> PROMPT
Copy every line from the records below that holds the word "this".

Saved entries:
********

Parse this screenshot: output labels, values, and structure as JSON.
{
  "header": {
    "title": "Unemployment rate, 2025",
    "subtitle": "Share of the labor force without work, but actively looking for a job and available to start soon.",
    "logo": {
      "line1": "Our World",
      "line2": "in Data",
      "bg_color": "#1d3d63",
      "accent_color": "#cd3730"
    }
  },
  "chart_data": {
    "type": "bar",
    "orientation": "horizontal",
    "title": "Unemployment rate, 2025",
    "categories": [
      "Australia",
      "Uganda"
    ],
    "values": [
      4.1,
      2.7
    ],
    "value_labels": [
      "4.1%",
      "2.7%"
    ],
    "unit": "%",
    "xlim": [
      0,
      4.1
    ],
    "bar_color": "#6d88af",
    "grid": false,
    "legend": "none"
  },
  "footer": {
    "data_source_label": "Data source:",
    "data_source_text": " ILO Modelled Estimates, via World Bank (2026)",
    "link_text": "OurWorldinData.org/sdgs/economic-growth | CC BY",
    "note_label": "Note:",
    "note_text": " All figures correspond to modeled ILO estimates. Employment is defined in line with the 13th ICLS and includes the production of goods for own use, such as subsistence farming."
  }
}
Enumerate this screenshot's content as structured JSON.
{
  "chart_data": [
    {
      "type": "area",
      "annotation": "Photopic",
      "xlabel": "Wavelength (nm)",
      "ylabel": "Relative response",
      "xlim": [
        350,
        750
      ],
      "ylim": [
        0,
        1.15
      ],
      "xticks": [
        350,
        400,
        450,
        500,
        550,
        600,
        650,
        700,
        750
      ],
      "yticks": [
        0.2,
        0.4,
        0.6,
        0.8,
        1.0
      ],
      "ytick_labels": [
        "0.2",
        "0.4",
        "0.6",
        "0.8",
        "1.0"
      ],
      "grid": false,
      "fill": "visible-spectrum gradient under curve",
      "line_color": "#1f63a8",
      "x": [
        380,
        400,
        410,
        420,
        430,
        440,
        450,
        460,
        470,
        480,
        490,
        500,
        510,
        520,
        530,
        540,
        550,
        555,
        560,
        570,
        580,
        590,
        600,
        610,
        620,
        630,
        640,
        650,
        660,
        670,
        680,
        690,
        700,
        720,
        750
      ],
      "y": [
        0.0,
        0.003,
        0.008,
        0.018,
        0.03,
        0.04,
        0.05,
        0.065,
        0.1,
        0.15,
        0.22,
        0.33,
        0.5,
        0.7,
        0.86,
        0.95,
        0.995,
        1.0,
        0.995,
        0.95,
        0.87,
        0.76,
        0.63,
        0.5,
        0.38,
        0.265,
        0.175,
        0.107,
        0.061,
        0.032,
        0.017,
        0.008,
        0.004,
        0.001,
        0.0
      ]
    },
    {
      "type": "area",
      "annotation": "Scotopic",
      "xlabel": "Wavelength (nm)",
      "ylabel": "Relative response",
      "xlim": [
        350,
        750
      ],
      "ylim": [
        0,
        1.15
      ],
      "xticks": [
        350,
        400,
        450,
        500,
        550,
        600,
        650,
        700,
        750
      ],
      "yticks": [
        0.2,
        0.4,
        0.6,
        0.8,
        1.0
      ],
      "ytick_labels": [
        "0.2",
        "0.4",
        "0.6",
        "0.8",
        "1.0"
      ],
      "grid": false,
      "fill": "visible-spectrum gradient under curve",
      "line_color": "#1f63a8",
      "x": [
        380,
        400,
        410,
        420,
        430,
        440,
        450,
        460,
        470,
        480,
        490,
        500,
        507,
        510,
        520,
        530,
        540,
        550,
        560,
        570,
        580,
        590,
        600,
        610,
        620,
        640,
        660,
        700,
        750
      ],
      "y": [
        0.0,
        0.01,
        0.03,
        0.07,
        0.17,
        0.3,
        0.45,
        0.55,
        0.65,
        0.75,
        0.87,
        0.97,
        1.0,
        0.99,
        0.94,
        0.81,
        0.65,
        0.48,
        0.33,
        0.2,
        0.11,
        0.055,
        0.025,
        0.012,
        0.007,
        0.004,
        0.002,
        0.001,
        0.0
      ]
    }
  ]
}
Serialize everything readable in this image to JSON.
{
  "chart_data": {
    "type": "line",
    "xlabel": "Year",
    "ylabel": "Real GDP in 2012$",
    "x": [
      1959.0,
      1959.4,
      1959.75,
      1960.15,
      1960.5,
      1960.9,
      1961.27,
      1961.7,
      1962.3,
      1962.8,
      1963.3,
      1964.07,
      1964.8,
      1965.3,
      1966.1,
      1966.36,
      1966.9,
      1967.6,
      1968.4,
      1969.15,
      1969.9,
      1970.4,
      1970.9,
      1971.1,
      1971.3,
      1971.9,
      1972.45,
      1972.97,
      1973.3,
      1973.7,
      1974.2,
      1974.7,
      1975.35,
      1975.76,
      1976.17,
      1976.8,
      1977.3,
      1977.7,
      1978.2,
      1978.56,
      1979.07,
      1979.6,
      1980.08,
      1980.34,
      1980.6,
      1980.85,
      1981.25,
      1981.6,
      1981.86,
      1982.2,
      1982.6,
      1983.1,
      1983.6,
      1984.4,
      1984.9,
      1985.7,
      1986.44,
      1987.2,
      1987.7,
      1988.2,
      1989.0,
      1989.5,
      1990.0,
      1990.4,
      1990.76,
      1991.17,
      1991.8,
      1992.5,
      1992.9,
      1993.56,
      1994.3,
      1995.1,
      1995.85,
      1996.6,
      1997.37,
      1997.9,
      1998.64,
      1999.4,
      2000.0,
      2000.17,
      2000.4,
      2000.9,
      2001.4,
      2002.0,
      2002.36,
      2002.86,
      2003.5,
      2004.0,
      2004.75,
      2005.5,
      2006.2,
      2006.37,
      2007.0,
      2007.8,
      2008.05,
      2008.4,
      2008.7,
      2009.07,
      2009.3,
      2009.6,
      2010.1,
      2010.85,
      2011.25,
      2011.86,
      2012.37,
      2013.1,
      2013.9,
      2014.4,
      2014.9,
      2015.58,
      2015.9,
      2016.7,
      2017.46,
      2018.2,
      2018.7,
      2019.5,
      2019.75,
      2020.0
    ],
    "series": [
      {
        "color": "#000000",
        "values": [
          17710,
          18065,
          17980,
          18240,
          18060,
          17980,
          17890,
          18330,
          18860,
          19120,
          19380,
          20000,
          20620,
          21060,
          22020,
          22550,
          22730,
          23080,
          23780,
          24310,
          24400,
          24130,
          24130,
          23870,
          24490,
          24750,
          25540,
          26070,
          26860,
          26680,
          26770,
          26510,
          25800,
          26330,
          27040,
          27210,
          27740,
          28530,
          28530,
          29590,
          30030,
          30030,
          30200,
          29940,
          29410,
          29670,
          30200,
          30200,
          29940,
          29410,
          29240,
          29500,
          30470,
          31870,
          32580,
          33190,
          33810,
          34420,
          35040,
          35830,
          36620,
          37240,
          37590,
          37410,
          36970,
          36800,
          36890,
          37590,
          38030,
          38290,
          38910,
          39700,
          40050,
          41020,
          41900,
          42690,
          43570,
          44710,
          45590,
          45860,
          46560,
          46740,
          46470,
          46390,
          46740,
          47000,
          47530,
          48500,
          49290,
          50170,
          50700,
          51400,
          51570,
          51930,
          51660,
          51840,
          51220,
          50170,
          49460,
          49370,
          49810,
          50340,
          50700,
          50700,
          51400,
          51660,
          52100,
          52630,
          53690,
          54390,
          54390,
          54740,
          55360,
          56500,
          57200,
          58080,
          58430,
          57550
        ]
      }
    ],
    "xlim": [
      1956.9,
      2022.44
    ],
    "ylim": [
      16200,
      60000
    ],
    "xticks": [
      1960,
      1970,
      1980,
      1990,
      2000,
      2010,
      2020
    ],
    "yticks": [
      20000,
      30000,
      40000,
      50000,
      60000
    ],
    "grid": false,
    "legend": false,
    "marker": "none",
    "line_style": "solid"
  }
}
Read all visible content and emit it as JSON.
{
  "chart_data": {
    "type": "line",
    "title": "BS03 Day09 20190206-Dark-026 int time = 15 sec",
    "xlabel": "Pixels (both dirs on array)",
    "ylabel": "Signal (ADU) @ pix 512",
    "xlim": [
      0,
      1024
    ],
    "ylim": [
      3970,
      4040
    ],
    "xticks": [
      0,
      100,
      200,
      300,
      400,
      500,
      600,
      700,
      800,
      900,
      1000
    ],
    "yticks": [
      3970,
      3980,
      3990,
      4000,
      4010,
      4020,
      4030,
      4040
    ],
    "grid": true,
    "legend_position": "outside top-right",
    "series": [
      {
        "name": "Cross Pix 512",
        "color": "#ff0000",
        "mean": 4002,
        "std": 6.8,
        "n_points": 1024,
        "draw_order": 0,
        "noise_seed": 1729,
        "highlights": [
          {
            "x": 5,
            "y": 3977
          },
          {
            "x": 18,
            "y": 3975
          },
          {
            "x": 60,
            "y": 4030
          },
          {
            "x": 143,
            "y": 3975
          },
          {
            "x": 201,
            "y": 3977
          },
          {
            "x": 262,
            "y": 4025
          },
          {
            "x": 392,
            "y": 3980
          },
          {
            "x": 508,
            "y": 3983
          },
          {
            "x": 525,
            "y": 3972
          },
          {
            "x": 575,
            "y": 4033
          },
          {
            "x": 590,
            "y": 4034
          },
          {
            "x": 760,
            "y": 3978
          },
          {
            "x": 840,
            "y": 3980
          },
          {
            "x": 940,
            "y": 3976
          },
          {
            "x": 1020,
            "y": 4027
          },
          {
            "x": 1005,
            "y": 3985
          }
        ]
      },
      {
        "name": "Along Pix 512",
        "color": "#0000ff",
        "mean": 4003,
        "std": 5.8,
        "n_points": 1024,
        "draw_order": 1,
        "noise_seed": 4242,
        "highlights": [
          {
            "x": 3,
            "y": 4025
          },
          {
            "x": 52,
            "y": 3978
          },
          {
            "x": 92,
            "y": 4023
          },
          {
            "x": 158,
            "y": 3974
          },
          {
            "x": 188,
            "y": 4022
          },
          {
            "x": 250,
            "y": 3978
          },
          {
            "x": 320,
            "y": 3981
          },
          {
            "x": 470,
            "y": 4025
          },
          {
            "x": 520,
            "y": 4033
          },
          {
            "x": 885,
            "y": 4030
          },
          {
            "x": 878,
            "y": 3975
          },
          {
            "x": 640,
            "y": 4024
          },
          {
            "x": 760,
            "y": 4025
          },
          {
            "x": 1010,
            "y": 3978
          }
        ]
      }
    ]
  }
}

********

> RESPONSE TO THE EXERCISE
Parse this screenshot: output labels, values, and structure as JSON.
Enumerate this screenshot's content as structured JSON.
Serialize everything readable in this image to JSON.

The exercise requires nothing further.